- Data records -
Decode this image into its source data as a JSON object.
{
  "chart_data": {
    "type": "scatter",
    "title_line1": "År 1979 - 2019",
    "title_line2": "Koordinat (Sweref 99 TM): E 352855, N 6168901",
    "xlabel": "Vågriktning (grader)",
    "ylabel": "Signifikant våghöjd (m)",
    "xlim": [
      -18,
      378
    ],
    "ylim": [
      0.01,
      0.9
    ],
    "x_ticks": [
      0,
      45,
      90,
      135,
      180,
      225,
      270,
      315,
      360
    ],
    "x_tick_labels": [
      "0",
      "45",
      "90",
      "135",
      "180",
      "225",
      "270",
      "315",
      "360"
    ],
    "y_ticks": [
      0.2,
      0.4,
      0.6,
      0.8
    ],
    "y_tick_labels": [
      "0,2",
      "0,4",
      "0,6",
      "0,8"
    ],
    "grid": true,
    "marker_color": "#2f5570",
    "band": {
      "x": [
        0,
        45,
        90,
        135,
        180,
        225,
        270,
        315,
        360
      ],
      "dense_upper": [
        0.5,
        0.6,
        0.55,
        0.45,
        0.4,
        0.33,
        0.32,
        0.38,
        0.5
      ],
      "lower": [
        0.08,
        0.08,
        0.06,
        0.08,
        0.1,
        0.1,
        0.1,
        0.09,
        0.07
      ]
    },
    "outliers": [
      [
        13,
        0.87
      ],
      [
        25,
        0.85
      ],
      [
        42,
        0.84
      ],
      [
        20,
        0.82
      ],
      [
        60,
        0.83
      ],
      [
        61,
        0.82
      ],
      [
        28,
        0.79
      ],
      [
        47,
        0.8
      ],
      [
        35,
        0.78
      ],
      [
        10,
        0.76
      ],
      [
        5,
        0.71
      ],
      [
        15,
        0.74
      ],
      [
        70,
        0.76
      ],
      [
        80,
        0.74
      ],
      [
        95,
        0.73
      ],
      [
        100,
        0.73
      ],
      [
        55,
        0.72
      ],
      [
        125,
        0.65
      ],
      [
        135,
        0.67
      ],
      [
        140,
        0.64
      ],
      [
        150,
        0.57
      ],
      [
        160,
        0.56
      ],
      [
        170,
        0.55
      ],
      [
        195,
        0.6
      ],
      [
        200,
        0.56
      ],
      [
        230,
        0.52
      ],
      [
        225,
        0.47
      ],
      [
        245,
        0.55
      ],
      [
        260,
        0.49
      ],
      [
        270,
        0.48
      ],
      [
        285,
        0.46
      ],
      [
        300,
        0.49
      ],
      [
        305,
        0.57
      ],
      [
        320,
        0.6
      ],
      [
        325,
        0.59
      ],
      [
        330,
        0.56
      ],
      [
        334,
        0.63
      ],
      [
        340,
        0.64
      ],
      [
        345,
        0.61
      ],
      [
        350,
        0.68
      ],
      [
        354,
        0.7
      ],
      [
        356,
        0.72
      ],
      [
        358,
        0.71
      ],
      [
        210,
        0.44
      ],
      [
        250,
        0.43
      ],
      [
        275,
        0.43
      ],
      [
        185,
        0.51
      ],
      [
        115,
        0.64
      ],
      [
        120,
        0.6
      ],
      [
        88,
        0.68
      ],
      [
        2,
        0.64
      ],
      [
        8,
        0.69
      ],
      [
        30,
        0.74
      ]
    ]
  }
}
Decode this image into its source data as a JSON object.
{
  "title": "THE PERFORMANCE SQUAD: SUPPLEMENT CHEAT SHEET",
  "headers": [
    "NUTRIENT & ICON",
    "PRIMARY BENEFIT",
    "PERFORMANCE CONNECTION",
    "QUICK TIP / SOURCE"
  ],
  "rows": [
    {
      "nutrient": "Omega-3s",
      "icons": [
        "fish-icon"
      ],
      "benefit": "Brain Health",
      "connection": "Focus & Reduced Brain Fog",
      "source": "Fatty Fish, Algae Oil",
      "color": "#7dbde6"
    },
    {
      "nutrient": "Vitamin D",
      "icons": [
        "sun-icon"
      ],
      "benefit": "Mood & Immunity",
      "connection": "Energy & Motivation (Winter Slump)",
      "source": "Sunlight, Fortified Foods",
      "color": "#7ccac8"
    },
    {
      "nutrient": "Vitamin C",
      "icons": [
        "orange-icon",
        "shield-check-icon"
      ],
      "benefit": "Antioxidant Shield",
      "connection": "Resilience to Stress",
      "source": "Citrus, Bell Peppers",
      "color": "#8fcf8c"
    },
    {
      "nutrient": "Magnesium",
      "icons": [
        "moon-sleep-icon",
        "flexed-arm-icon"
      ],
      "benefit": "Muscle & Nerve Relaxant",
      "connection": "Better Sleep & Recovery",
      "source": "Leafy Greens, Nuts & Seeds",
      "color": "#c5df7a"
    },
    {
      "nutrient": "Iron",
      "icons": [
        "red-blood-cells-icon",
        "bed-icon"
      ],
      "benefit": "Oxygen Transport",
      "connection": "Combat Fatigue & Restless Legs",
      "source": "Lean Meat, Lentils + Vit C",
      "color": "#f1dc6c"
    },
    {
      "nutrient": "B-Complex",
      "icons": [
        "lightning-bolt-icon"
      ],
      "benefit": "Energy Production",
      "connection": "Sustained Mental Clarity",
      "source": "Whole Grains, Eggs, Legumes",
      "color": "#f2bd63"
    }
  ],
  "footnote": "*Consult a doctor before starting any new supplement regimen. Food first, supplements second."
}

- Set problem -
From the records above, extract each line exactly as shown.

- Output below -
Decode this image into its source data as a JSON object.
{
  "chart_data": {
    "type": "scatter",
    "title_line1": "År 1979 - 2019",
    "title_line2": "Koordinat (Sweref 99 TM): E 352855, N 6168901",
    "xlabel": "Vågriktning (grader)",
    "ylabel": "Signifikant våghöjd (m)",
    "xlim": [
      -18,
      378
    ],
    "ylim": [
      0.01,
      0.9
    ],
    "x_ticks": [
      0,
      45,
      90,
      135,
      180,
      225,
      270,
      315,
      360
    ],
    "x_tick_labels": [
      "0",
      "45",
      "90",
      "135",
      "180",
      "225",
      "270",
      "315",
      "360"
    ],
    "y_ticks": [
      0.2,
      0.4,
      0.6,
      0.8
    ],
    "y_tick_labels": [
      "0,2",
      "0,4",
      "0,6",
      "0,8"
    ],
    "grid": true,
    "marker_color": "#2f5570",
    "band": {
      "x": [
        0,
        45,
        90,
        135,
        180,
        225,
        270,
        315,
        360
      ],
      "dense_upper": [
        0.5,
        0.6,
        0.55,
        0.45,
        0.4,
        0.33,
        0.32,
        0.38,
        0.5
      ],
      "lower": [
        0.08,
        0.08,
        0.06,
        0.08,
        0.1,
        0.1,
        0.1,
        0.09,
        0.07
      ]
    },
    "outliers": [
      [
        13,
        0.87
      ],
      [
        25,
        0.85
      ],
      [
        42,
        0.84
      ],
      [
        20,
        0.82
      ],
      [
        60,
        0.83
      ],
      [
        61,
        0.82
      ],
      [
        28,
        0.79
      ],
      [
        47,
        0.8
      ],
      [
        35,
        0.78
      ],
      [
        10,
        0.76
      ],
      [
        5,
        0.71
      ],
      [
        15,
        0.74
      ],
      [
        70,
        0.76
      ],
      [
        80,
        0.74
      ],
      [
        95,
        0.73
      ],
      [
        100,
        0.73
      ],
      [
        55,
        0.72
      ],
      [
        125,
        0.65
      ],
      [
        135,
        0.67
      ],
      [
        140,
        0.64
      ],
      [
        150,
        0.57
      ],
      [
        160,
        0.56
      ],
      [
        170,
        0.55
      ],
      [
        195,
        0.6
      ],
      [
        200,
        0.56
      ],
      [
        230,
        0.52
      ],
      [
        225,
        0.47
      ],
      [
        245,
        0.55
      ],
      [
        260,
        0.49
      ],
      [
        270,
        0.48
      ],
      [
        285,
        0.46
      ],
      [
        300,
        0.49
      ],
      [
        305,
        0.57
      ],
      [
        320,
        0.6
      ],
      [
        325,
        0.59
      ],
      [
        330,
        0.56
      ],
      [
        334,
        0.63
      ],
      [
        340,
        0.64
      ],
      [
        345,
        0.61
      ],
      [
        350,
        0.68
      ],
      [
        354,
        0.7
      ],
      [
        356,
        0.72
      ],
      [
        358,
        0.71
      ],
      [
        210,
        0.44
      ],
      [
        250,
        0.43
      ],
      [
        275,
        0.43
      ],
      [
        185,
        0.51
      ],
      [
        115,
        0.64
      ],
      [
        120,
        0.6
      ],
      [
        88,
        0.68
      ],
      [
        2,
        0.64
      ],
      [
        8,
        0.69
      ],
      [
        30,
        0.74
      ]
    ]
  }
}
Decode this image into its source data as a JSON object.
{
  "title": "THE PERFORMANCE SQUAD: SUPPLEMENT CHEAT SHEET",
  "headers": [
    "NUTRIENT & ICON",
    "PRIMARY BENEFIT",
    "PERFORMANCE CONNECTION",
    "QUICK TIP / SOURCE"
  ],
  "rows": [
    {
      "nutrient": "Omega-3s",
      "icons": [
        "fish-icon"
      ],
      "benefit": "Brain Health",
      "connection": "Focus & Reduced Brain Fog",
      "source": "Fatty Fish, Algae Oil",
      "color": "#7dbde6"
    },
    {
      "nutrient": "Vitamin D",
      "icons": [
        "sun-icon"
      ],
      "benefit": "Mood & Immunity",
      "connection": "Energy & Motivation (Winter Slump)",
      "source": "Sunlight, Fortified Foods",
      "color": "#7ccac8"
    },
    {
      "nutrient": "Vitamin C",
      "icons": [
        "orange-icon",
        "shield-check-icon"
      ],
      "benefit": "Antioxidant Shield",
      "connection": "Resilience to Stress",
      "source": "Citrus, Bell Peppers",
      "color": "#8fcf8c"
    },
    {
      "nutrient": "Magnesium",
      "icons": [
        "moon-sleep-icon",
        "flexed-arm-icon"
      ],
      "benefit": "Muscle & Nerve Relaxant",
      "connection": "Better Sleep & Recovery",
      "source": "Leafy Greens, Nuts & Seeds",
      "color": "#c5df7a"
    },
    {
      "nutrient": "Iron",
      "icons": [
        "red-blood-cells-icon",
        "bed-icon"
      ],
      "benefit": "Oxygen Transport",
      "connection": "Combat Fatigue & Restless Legs",
      "source": "Lean Meat, Lentils + Vit C",
      "color": "#f1dc6c"
    },
    {
      "nutrient": "B-Complex",
      "icons": [
        "lightning-bolt-icon"
      ],
      "benefit": "Energy Production",
      "connection": "Sustained Mental Clarity",
      "source": "Whole Grains, Eggs, Legumes",
      "color": "#f2bd63"
    }
  ],
  "footnote": "*Consult a doctor before starting any new supplement regimen. Food first, supplements second."
}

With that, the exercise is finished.